Aim of the task:
Leaving out every picture, quote the data below exactly as it appears.

Input for this task:
►

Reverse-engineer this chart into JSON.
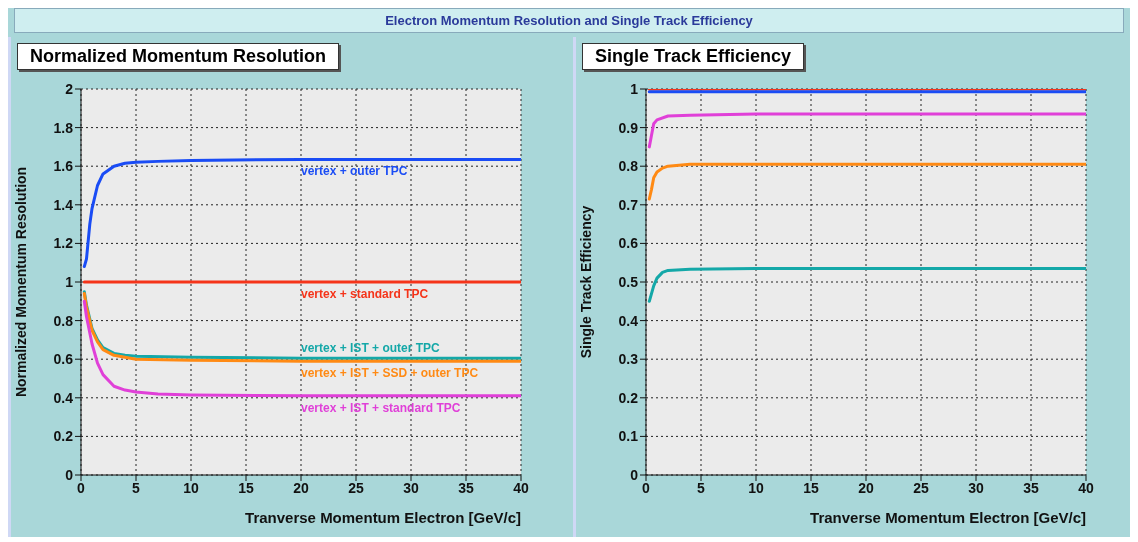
{
  "chart_data": [
    {
      "type": "line",
      "title": "Normalized Momentum Resolution",
      "xlabel": "Tranverse Momentum Electron [GeV/c]",
      "ylabel": "Normalized Momentum Resolution",
      "annotations": [
        "Electron Momentum Resolution and Single Track Efficiency"
      ],
      "xlim": [
        0,
        40
      ],
      "xticks": [
        0,
        5,
        10,
        15,
        20,
        25,
        30,
        35,
        40
      ],
      "ylim": [
        0,
        2
      ],
      "yticks": [
        0,
        0.2,
        0.4,
        0.6,
        0.8,
        1,
        1.2,
        1.4,
        1.6,
        1.8,
        2
      ],
      "grid": true,
      "legend": false,
      "marker": "none",
      "line_style": "solid",
      "series": [
        {
          "name": "vertex + outer TPC",
          "color": "#1a4cf5",
          "x": [
            0.3,
            0.5,
            0.8,
            1,
            1.5,
            2,
            3,
            4,
            5,
            7,
            10,
            20,
            40
          ],
          "values": [
            1.08,
            1.12,
            1.3,
            1.38,
            1.5,
            1.56,
            1.6,
            1.615,
            1.62,
            1.625,
            1.63,
            1.635,
            1.635
          ]
        },
        {
          "name": "vertex + standard TPC",
          "color": "#f5341a",
          "x": [
            0.3,
            5,
            10,
            20,
            40
          ],
          "values": [
            1,
            1,
            1,
            1,
            1
          ]
        },
        {
          "name": "vertex + IST + outer TPC",
          "color": "#14a8a8",
          "x": [
            0.3,
            0.5,
            1,
            1.5,
            2,
            3,
            4,
            5,
            10,
            20,
            40
          ],
          "values": [
            0.95,
            0.88,
            0.76,
            0.7,
            0.66,
            0.63,
            0.62,
            0.615,
            0.61,
            0.605,
            0.605
          ]
        },
        {
          "name": "vertex + IST + SSD + outer TPC",
          "color": "#ff8a14",
          "x": [
            0.3,
            0.5,
            1,
            1.5,
            2,
            3,
            4,
            5,
            10,
            20,
            40
          ],
          "values": [
            0.94,
            0.87,
            0.75,
            0.69,
            0.65,
            0.62,
            0.61,
            0.6,
            0.595,
            0.59,
            0.59
          ]
        },
        {
          "name": "vertex + IST + standard TPC",
          "color": "#e040d8",
          "x": [
            0.3,
            0.5,
            1,
            1.5,
            2,
            3,
            4,
            5,
            7,
            10,
            20,
            40
          ],
          "values": [
            0.9,
            0.82,
            0.68,
            0.58,
            0.52,
            0.46,
            0.44,
            0.43,
            0.42,
            0.415,
            0.41,
            0.41
          ]
        }
      ]
    },
    {
      "type": "line",
      "title": "Single Track Efficiency",
      "xlabel": "Tranverse Momentum Electron [GeV/c]",
      "ylabel": "Single Track Efficiency",
      "xlim": [
        0,
        40
      ],
      "xticks": [
        0,
        5,
        10,
        15,
        20,
        25,
        30,
        35,
        40
      ],
      "ylim": [
        0,
        1
      ],
      "yticks": [
        0,
        0.1,
        0.2,
        0.3,
        0.4,
        0.5,
        0.6,
        0.7,
        0.8,
        0.9,
        1
      ],
      "grid": true,
      "legend": false,
      "marker": "none",
      "line_style": "solid",
      "series": [
        {
          "color": "#f5341a",
          "x": [
            0.3,
            10,
            20,
            40
          ],
          "values": [
            1,
            1,
            1,
            1
          ]
        },
        {
          "color": "#1a4cf5",
          "x": [
            0.3,
            10,
            20,
            40
          ],
          "values": [
            0.993,
            0.993,
            0.993,
            0.993
          ]
        },
        {
          "color": "#e040d8",
          "x": [
            0.3,
            0.5,
            0.7,
            1,
            2,
            4,
            10,
            40
          ],
          "values": [
            0.85,
            0.88,
            0.91,
            0.92,
            0.93,
            0.932,
            0.935,
            0.935
          ]
        },
        {
          "color": "#ff8a14",
          "x": [
            0.3,
            0.5,
            0.7,
            1,
            1.5,
            2,
            4,
            40
          ],
          "values": [
            0.715,
            0.74,
            0.77,
            0.785,
            0.795,
            0.8,
            0.805,
            0.805
          ]
        },
        {
          "color": "#14a8a8",
          "x": [
            0.3,
            0.5,
            0.7,
            1,
            1.5,
            2,
            4,
            10,
            40
          ],
          "values": [
            0.45,
            0.47,
            0.49,
            0.51,
            0.525,
            0.53,
            0.533,
            0.535,
            0.535
          ]
        }
      ]
    }
  ]
}
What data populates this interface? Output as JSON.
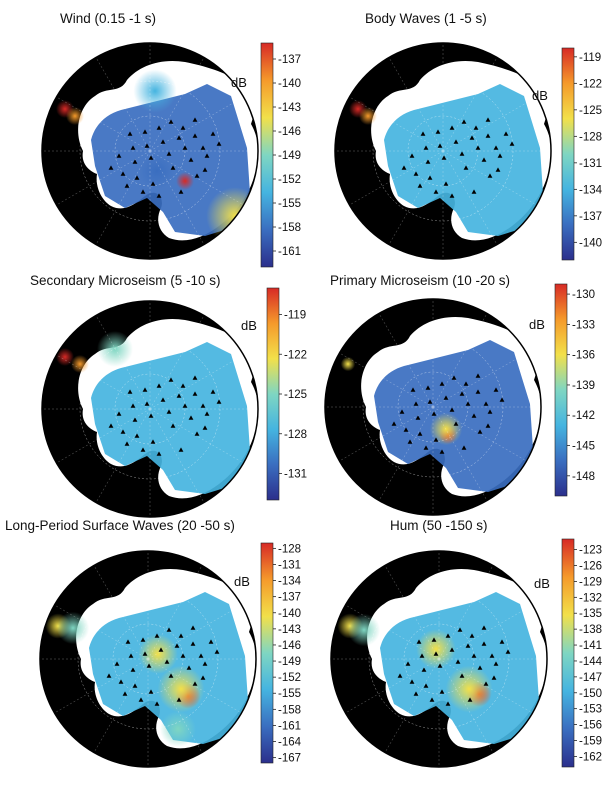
{
  "figure": {
    "panels": [
      {
        "title": "Wind (0.15 -1 s)",
        "unit": "dB",
        "ticks": [
          "-137",
          "-140",
          "-143",
          "-146",
          "-149",
          "-152",
          "-155",
          "-158",
          "-161"
        ],
        "cmin": -163,
        "cmax": -135
      },
      {
        "title": "Body Waves (1 -5 s)",
        "unit": "dB",
        "ticks": [
          "-119",
          "-122",
          "-125",
          "-128",
          "-131",
          "-134",
          "-137",
          "-140"
        ],
        "cmin": -142,
        "cmax": -118
      },
      {
        "title": "Secondary Microseism (5 -10 s)",
        "unit": "dB",
        "ticks": [
          "-119",
          "-122",
          "-125",
          "-128",
          "-131"
        ],
        "cmin": -133,
        "cmax": -117
      },
      {
        "title": "Primary Microseism (10 -20 s)",
        "unit": "dB",
        "ticks": [
          "-130",
          "-133",
          "-136",
          "-139",
          "-142",
          "-145",
          "-148"
        ],
        "cmin": -150,
        "cmax": -129
      },
      {
        "title": "Long-Period Surface Waves (20 -50 s)",
        "unit": "dB",
        "ticks": [
          "-128",
          "-131",
          "-134",
          "-137",
          "-140",
          "-143",
          "-146",
          "-149",
          "-152",
          "-155",
          "-158",
          "-161",
          "-164",
          "-167"
        ],
        "cmin": -168,
        "cmax": -127
      },
      {
        "title": "Hum (50 -150 s)",
        "unit": "dB",
        "ticks": [
          "-123",
          "-126",
          "-129",
          "-132",
          "-135",
          "-138",
          "-141",
          "-144",
          "-147",
          "-150",
          "-153",
          "-156",
          "-159",
          "-162"
        ],
        "cmin": -164,
        "cmax": -121
      }
    ],
    "colors": {
      "background": "#000000",
      "land": "#ffffff",
      "colormap": [
        "#2b2f8c",
        "#3a6ec0",
        "#45b4e0",
        "#7fd6c2",
        "#f2e04a",
        "#f59a2b",
        "#d72a26"
      ]
    }
  }
}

◄

Response below:
Reverse-engineer this chart into JSON.
{
  "chart_data": [
    {
      "type": "line",
      "title": "Normalized Momentum Resolution",
      "xlabel": "Tranverse Momentum Electron [GeV/c]",
      "ylabel": "Normalized Momentum Resolution",
      "annotations": [
        "Electron Momentum Resolution and Single Track Efficiency"
      ],
      "xlim": [
        0,
        40
      ],
      "xticks": [
        0,
        5,
        10,
        15,
        20,
        25,
        30,
        35,
        40
      ],
      "ylim": [
        0,
        2
      ],
      "yticks": [
        0,
        0.2,
        0.4,
        0.6,
        0.8,
        1,
        1.2,
        1.4,
        1.6,
        1.8,
        2
      ],
      "grid": true,
      "legend": false,
      "marker": "none",
      "line_style": "solid",
      "series": [
        {
          "name": "vertex + outer TPC",
          "color": "#1a4cf5",
          "x": [
            0.3,
            0.5,
            0.8,
            1,
            1.5,
            2,
            3,
            4,
            5,
            7,
            10,
            20,
            40
          ],
          "values": [
            1.08,
            1.12,
            1.3,
            1.38,
            1.5,
            1.56,
            1.6,
            1.615,
            1.62,
            1.625,
            1.63,
            1.635,
            1.635
          ]
        },
        {
          "name": "vertex + standard TPC",
          "color": "#f5341a",
          "x": [
            0.3,
            5,
            10,
            20,
            40
          ],
          "values": [
            1,
            1,
            1,
            1,
            1
          ]
        },
        {
          "name": "vertex + IST + outer TPC",
          "color": "#14a8a8",
          "x": [
            0.3,
            0.5,
            1,
            1.5,
            2,
            3,
            4,
            5,
            10,
            20,
            40
          ],
          "values": [
            0.95,
            0.88,
            0.76,
            0.7,
            0.66,
            0.63,
            0.62,
            0.615,
            0.61,
            0.605,
            0.605
          ]
        },
        {
          "name": "vertex + IST + SSD + outer TPC",
          "color": "#ff8a14",
          "x": [
            0.3,
            0.5,
            1,
            1.5,
            2,
            3,
            4,
            5,
            10,
            20,
            40
          ],
          "values": [
            0.94,
            0.87,
            0.75,
            0.69,
            0.65,
            0.62,
            0.61,
            0.6,
            0.595,
            0.59,
            0.59
          ]
        },
        {
          "name": "vertex + IST + standard TPC",
          "color": "#e040d8",
          "x": [
            0.3,
            0.5,
            1,
            1.5,
            2,
            3,
            4,
            5,
            7,
            10,
            20,
            40
          ],
          "values": [
            0.9,
            0.82,
            0.68,
            0.58,
            0.52,
            0.46,
            0.44,
            0.43,
            0.42,
            0.415,
            0.41,
            0.41
          ]
        }
      ]
    },
    {
      "type": "line",
      "title": "Single Track Efficiency",
      "xlabel": "Tranverse Momentum Electron [GeV/c]",
      "ylabel": "Single Track Efficiency",
      "xlim": [
        0,
        40
      ],
      "xticks": [
        0,
        5,
        10,
        15,
        20,
        25,
        30,
        35,
        40
      ],
      "ylim": [
        0,
        1
      ],
      "yticks": [
        0,
        0.1,
        0.2,
        0.3,
        0.4,
        0.5,
        0.6,
        0.7,
        0.8,
        0.9,
        1
      ],
      "grid": true,
      "legend": false,
      "marker": "none",
      "line_style": "solid",
      "series": [
        {
          "color": "#f5341a",
          "x": [
            0.3,
            10,
            20,
            40
          ],
          "values": [
            1,
            1,
            1,
            1
          ]
        },
        {
          "color": "#1a4cf5",
          "x": [
            0.3,
            10,
            20,
            40
          ],
          "values": [
            0.993,
            0.993,
            0.993,
            0.993
          ]
        },
        {
          "color": "#e040d8",
          "x": [
            0.3,
            0.5,
            0.7,
            1,
            2,
            4,
            10,
            40
          ],
          "values": [
            0.85,
            0.88,
            0.91,
            0.92,
            0.93,
            0.932,
            0.935,
            0.935
          ]
        },
        {
          "color": "#ff8a14",
          "x": [
            0.3,
            0.5,
            0.7,
            1,
            1.5,
            2,
            4,
            40
          ],
          "values": [
            0.715,
            0.74,
            0.77,
            0.785,
            0.795,
            0.8,
            0.805,
            0.805
          ]
        },
        {
          "color": "#14a8a8",
          "x": [
            0.3,
            0.5,
            0.7,
            1,
            1.5,
            2,
            4,
            10,
            40
          ],
          "values": [
            0.45,
            0.47,
            0.49,
            0.51,
            0.525,
            0.53,
            0.533,
            0.535,
            0.535
          ]
        }
      ]
    }
  ]
}
What data populates this interface? Output as JSON.
{
  "figure": {
    "panels": [
      {
        "title": "Wind (0.15 -1 s)",
        "unit": "dB",
        "ticks": [
          "-137",
          "-140",
          "-143",
          "-146",
          "-149",
          "-152",
          "-155",
          "-158",
          "-161"
        ],
        "cmin": -163,
        "cmax": -135
      },
      {
        "title": "Body Waves (1 -5 s)",
        "unit": "dB",
        "ticks": [
          "-119",
          "-122",
          "-125",
          "-128",
          "-131",
          "-134",
          "-137",
          "-140"
        ],
        "cmin": -142,
        "cmax": -118
      },
      {
        "title": "Secondary Microseism (5 -10 s)",
        "unit": "dB",
        "ticks": [
          "-119",
          "-122",
          "-125",
          "-128",
          "-131"
        ],
        "cmin": -133,
        "cmax": -117
      },
      {
        "title": "Primary Microseism (10 -20 s)",
        "unit": "dB",
        "ticks": [
          "-130",
          "-133",
          "-136",
          "-139",
          "-142",
          "-145",
          "-148"
        ],
        "cmin": -150,
        "cmax": -129
      },
      {
        "title": "Long-Period Surface Waves (20 -50 s)",
        "unit": "dB",
        "ticks": [
          "-128",
          "-131",
          "-134",
          "-137",
          "-140",
          "-143",
          "-146",
          "-149",
          "-152",
          "-155",
          "-158",
          "-161",
          "-164",
          "-167"
        ],
        "cmin": -168,
        "cmax": -127
      },
      {
        "title": "Hum (50 -150 s)",
        "unit": "dB",
        "ticks": [
          "-123",
          "-126",
          "-129",
          "-132",
          "-135",
          "-138",
          "-141",
          "-144",
          "-147",
          "-150",
          "-153",
          "-156",
          "-159",
          "-162"
        ],
        "cmin": -164,
        "cmax": -121
      }
    ],
    "colors": {
      "background": "#000000",
      "land": "#ffffff",
      "colormap": [
        "#2b2f8c",
        "#3a6ec0",
        "#45b4e0",
        "#7fd6c2",
        "#f2e04a",
        "#f59a2b",
        "#d72a26"
      ]
    }
  }
}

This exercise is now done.